■ **Task to carry out**:
Retype all the records with nothing changed.

■ **Stored data entries**:
* begin *

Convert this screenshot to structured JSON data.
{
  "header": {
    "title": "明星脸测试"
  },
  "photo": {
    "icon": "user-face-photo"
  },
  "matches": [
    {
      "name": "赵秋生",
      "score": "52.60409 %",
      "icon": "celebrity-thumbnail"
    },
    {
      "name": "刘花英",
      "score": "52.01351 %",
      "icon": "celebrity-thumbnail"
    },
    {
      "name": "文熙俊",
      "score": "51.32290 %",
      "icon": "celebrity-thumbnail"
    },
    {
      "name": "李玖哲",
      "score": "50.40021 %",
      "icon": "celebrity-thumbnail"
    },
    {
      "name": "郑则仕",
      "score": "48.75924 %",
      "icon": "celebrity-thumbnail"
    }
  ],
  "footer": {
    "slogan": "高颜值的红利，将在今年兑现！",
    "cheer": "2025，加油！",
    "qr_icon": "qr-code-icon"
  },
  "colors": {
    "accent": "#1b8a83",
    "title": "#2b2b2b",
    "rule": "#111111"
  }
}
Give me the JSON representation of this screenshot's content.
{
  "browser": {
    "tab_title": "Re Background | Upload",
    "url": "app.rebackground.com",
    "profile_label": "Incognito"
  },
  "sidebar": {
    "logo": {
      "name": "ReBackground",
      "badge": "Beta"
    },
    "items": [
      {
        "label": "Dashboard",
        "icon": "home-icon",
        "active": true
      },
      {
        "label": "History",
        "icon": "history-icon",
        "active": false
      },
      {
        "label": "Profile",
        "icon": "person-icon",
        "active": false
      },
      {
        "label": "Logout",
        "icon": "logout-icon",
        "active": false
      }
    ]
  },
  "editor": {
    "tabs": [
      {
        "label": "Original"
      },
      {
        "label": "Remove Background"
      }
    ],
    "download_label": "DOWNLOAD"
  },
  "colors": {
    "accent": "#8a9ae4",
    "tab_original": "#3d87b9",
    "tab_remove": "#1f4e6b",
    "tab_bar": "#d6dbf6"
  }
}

* end *

■ **Exercise response**:
Convert this screenshot to structured JSON data.
{
  "header": {
    "title": "明星脸测试"
  },
  "photo": {
    "icon": "user-face-photo"
  },
  "matches": [
    {
      "name": "赵秋生",
      "score": "52.60409 %",
      "icon": "celebrity-thumbnail"
    },
    {
      "name": "刘花英",
      "score": "52.01351 %",
      "icon": "celebrity-thumbnail"
    },
    {
      "name": "文熙俊",
      "score": "51.32290 %",
      "icon": "celebrity-thumbnail"
    },
    {
      "name": "李玖哲",
      "score": "50.40021 %",
      "icon": "celebrity-thumbnail"
    },
    {
      "name": "郑则仕",
      "score": "48.75924 %",
      "icon": "celebrity-thumbnail"
    }
  ],
  "footer": {
    "slogan": "高颜值的红利，将在今年兑现！",
    "cheer": "2025，加油！",
    "qr_icon": "qr-code-icon"
  },
  "colors": {
    "accent": "#1b8a83",
    "title": "#2b2b2b",
    "rule": "#111111"
  }
}
Give me the JSON representation of this screenshot's content.
{
  "browser": {
    "tab_title": "Re Background | Upload",
    "url": "app.rebackground.com",
    "profile_label": "Incognito"
  },
  "sidebar": {
    "logo": {
      "name": "ReBackground",
      "badge": "Beta"
    },
    "items": [
      {
        "label": "Dashboard",
        "icon": "home-icon",
        "active": true
      },
      {
        "label": "History",
        "icon": "history-icon",
        "active": false
      },
      {
        "label": "Profile",
        "icon": "person-icon",
        "active": false
      },
      {
        "label": "Logout",
        "icon": "logout-icon",
        "active": false
      }
    ]
  },
  "editor": {
    "tabs": [
      {
        "label": "Original"
      },
      {
        "label": "Remove Background"
      }
    ],
    "download_label": "DOWNLOAD"
  },
  "colors": {
    "accent": "#8a9ae4",
    "tab_original": "#3d87b9",
    "tab_remove": "#1f4e6b",
    "tab_bar": "#d6dbf6"
  }
}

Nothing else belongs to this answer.